Given problem: Produce an exact copy of all the records.

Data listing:
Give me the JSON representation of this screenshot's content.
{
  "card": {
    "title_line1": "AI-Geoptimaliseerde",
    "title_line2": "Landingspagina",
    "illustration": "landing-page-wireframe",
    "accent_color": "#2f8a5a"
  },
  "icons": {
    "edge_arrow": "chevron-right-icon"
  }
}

Solution for this task:
Give me the JSON representation of this screenshot's content.
{
  "card": {
    "title_line1": "AI-Geoptimaliseerde",
    "title_line2": "Landingspagina",
    "illustration": "landing-page-wireframe",
    "accent_color": "#2f8a5a"
  },
  "icons": {
    "edge_arrow": "chevron-right-icon"
  }
}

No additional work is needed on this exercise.